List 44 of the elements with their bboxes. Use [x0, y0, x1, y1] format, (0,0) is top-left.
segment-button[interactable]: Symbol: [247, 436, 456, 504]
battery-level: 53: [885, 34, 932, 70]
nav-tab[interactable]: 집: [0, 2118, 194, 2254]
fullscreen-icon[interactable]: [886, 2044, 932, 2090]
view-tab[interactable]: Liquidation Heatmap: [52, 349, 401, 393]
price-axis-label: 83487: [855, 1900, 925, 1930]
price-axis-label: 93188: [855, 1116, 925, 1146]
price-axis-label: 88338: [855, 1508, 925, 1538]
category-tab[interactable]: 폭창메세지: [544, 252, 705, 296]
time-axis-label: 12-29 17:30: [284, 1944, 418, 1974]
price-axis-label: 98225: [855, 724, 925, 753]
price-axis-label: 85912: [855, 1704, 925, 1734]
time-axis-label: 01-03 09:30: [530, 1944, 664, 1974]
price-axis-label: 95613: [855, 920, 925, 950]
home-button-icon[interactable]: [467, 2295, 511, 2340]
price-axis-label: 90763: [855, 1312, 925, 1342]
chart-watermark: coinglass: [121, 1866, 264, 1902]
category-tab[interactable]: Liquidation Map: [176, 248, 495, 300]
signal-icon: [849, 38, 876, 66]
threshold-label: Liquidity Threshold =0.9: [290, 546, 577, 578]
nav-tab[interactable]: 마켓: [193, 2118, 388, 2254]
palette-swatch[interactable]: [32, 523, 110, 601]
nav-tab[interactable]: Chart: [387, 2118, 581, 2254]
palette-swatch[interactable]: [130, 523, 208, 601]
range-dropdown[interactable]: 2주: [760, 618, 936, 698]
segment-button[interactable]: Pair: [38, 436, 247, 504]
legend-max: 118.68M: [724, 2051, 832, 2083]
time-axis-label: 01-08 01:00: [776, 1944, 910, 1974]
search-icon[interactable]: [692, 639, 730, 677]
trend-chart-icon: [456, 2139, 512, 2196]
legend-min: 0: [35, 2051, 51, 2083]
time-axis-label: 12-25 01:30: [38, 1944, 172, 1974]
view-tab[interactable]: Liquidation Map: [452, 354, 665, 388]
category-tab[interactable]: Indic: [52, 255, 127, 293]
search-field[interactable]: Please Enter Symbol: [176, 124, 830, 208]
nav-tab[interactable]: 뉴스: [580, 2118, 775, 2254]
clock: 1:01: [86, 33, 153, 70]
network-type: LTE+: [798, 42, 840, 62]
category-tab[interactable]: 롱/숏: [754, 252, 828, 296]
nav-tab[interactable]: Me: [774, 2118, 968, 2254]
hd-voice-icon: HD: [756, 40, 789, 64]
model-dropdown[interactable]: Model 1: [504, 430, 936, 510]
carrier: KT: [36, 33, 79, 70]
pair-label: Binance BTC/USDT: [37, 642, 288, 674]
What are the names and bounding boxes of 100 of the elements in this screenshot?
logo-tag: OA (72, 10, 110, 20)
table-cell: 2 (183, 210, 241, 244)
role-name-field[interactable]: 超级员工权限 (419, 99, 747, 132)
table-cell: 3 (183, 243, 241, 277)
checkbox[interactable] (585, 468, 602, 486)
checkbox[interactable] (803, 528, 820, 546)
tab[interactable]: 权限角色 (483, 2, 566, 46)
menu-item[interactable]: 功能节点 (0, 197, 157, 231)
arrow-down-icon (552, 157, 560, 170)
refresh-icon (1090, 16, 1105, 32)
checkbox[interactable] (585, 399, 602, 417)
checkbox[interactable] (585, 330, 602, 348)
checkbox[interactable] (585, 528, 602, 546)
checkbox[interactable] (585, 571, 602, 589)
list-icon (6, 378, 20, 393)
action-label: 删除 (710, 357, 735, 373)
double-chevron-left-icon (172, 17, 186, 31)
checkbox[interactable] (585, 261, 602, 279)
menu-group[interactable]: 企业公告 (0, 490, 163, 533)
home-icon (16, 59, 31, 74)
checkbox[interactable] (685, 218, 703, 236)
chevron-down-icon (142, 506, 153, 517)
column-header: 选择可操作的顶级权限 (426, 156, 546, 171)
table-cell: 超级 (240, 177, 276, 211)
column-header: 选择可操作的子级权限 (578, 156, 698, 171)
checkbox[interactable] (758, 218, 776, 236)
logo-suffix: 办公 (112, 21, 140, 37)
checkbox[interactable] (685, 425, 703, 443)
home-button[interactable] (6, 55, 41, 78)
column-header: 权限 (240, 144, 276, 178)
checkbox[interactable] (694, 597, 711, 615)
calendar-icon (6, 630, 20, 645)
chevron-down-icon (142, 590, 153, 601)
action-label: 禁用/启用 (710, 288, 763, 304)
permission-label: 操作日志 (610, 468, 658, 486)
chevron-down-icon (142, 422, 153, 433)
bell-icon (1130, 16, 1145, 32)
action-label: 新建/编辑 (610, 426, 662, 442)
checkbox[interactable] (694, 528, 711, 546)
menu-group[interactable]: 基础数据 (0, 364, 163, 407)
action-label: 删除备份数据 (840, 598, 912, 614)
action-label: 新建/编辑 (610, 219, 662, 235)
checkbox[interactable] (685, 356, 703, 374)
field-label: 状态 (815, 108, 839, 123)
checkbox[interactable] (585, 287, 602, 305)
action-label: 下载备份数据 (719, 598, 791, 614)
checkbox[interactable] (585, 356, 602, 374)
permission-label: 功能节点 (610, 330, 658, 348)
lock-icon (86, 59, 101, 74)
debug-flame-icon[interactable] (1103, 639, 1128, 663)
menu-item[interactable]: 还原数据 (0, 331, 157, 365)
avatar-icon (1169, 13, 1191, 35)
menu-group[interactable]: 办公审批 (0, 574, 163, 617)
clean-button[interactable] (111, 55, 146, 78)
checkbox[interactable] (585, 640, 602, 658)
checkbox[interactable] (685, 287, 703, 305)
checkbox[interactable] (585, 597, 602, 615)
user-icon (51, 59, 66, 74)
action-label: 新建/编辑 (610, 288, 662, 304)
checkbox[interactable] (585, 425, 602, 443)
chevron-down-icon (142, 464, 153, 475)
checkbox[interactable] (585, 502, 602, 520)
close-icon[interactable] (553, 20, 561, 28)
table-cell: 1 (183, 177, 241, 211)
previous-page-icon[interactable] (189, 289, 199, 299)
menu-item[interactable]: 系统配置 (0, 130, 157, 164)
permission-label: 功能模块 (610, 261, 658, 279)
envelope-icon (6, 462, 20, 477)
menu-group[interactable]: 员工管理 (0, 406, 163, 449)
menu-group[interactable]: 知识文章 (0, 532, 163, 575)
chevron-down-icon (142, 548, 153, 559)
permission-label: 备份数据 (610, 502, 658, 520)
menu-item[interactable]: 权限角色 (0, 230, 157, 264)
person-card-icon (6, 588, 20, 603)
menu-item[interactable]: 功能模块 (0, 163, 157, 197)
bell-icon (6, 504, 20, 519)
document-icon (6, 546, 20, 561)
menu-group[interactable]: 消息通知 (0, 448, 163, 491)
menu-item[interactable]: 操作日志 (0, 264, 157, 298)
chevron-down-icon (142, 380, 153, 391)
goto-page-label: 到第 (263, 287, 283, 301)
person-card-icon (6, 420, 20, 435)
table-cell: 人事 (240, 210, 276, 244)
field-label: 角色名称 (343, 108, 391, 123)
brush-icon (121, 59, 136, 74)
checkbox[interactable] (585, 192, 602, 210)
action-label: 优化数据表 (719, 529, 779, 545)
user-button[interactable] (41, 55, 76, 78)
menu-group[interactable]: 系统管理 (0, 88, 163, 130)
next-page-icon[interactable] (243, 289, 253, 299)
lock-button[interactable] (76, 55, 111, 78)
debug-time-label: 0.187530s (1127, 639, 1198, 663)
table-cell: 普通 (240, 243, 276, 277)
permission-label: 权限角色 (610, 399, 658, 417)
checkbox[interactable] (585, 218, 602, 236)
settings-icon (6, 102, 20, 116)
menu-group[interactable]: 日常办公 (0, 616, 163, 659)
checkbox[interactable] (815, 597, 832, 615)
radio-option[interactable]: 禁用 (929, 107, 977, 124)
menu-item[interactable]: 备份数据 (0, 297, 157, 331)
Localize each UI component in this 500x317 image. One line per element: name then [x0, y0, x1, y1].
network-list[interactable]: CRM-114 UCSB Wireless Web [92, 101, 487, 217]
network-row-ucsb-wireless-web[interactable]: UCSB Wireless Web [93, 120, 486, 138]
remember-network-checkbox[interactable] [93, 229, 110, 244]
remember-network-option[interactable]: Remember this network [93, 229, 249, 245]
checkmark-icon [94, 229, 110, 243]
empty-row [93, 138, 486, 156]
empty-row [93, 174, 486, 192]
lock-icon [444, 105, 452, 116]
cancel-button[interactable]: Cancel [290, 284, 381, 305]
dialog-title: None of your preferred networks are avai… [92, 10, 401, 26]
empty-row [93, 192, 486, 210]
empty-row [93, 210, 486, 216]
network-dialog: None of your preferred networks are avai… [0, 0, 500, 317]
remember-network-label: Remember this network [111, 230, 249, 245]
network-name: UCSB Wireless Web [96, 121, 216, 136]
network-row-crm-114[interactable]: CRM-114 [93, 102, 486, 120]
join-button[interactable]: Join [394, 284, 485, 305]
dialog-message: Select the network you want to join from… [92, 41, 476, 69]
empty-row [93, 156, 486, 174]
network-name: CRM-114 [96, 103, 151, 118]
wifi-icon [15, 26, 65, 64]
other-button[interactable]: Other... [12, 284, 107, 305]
______________________________
◆ **SHORT PROBLEM**: Reproduce the records verbatim, starting with the first line and ending after the line that contains "price-axis-label: 93188: [855, 1116, 925, 1146]".

◆ **OUTPUT FOR THIS TASK**:
List 44 of the elements with their bboxes. Use [x0, y0, x1, y1] format, (0,0) is top-left.
segment-button[interactable]: Symbol: [247, 436, 456, 504]
battery-level: 53: [885, 34, 932, 70]
nav-tab[interactable]: 집: [0, 2118, 194, 2254]
fullscreen-icon[interactable]: [886, 2044, 932, 2090]
view-tab[interactable]: Liquidation Heatmap: [52, 349, 401, 393]
price-axis-label: 83487: [855, 1900, 925, 1930]
price-axis-label: 93188: [855, 1116, 925, 1146]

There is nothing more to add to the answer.